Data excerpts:
%%
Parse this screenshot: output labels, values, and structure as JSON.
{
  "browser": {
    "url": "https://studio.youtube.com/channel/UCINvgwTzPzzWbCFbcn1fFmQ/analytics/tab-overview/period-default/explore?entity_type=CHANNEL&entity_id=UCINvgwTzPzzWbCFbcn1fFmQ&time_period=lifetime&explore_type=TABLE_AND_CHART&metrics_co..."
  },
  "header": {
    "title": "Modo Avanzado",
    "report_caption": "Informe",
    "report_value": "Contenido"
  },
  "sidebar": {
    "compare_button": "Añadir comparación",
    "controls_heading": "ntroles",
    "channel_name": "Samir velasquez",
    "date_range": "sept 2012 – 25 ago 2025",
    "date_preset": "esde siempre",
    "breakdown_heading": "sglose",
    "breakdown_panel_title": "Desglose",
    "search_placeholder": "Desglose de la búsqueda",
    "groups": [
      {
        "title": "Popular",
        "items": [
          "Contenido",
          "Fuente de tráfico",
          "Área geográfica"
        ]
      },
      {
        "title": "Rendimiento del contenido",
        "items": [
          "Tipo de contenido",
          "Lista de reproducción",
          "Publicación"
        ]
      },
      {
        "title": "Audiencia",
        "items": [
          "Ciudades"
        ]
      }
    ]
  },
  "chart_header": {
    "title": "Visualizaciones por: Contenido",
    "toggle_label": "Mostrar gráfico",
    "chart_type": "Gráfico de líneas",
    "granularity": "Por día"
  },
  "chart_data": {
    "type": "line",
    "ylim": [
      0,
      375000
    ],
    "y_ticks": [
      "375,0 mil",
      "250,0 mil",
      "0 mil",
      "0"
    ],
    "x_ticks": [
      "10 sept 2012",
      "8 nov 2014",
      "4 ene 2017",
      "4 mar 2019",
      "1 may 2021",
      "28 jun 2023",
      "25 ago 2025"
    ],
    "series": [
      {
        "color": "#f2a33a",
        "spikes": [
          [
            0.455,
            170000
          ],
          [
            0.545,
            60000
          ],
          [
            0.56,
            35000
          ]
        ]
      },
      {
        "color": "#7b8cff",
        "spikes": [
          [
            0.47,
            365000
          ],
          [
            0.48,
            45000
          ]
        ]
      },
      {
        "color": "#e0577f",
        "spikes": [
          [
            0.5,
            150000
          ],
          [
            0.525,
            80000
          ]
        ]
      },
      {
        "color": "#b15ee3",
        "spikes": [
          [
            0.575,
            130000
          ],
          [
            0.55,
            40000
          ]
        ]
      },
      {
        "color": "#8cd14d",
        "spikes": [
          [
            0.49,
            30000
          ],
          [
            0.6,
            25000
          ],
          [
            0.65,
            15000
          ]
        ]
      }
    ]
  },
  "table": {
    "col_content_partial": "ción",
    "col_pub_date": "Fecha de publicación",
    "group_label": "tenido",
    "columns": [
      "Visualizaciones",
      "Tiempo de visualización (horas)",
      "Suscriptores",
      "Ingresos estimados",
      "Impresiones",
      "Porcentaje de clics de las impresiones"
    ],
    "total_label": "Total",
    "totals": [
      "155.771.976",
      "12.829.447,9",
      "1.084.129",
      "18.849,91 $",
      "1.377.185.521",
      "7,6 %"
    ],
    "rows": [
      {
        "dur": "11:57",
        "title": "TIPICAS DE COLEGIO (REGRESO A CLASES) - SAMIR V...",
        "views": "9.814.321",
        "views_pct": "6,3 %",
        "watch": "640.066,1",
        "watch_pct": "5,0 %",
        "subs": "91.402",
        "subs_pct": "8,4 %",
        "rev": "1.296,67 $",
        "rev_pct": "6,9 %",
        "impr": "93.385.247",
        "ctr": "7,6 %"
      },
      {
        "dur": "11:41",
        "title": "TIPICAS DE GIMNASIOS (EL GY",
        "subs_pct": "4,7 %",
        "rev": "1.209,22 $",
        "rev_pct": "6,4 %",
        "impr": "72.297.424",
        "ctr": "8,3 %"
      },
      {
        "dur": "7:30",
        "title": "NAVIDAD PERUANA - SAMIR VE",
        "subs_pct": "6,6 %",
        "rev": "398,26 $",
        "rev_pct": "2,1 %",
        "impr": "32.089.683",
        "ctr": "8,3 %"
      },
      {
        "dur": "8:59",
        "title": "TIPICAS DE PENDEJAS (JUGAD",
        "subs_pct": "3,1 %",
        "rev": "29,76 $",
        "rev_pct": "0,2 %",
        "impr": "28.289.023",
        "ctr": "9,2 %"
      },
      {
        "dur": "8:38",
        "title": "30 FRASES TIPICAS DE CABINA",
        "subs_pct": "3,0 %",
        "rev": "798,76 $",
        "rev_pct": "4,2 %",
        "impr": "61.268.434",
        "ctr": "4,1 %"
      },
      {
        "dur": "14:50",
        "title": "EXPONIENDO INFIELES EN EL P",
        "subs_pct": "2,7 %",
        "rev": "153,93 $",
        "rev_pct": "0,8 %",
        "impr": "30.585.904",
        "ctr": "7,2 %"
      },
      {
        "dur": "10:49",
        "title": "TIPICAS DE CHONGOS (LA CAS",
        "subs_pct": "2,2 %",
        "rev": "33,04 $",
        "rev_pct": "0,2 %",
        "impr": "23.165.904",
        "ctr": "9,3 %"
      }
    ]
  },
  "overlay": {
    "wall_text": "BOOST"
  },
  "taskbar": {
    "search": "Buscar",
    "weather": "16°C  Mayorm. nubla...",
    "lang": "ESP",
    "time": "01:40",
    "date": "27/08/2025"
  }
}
%%
_The request:_ Determine how many lines in the listing above hold the word "color", answering with the number only.

_Correct output:_ 5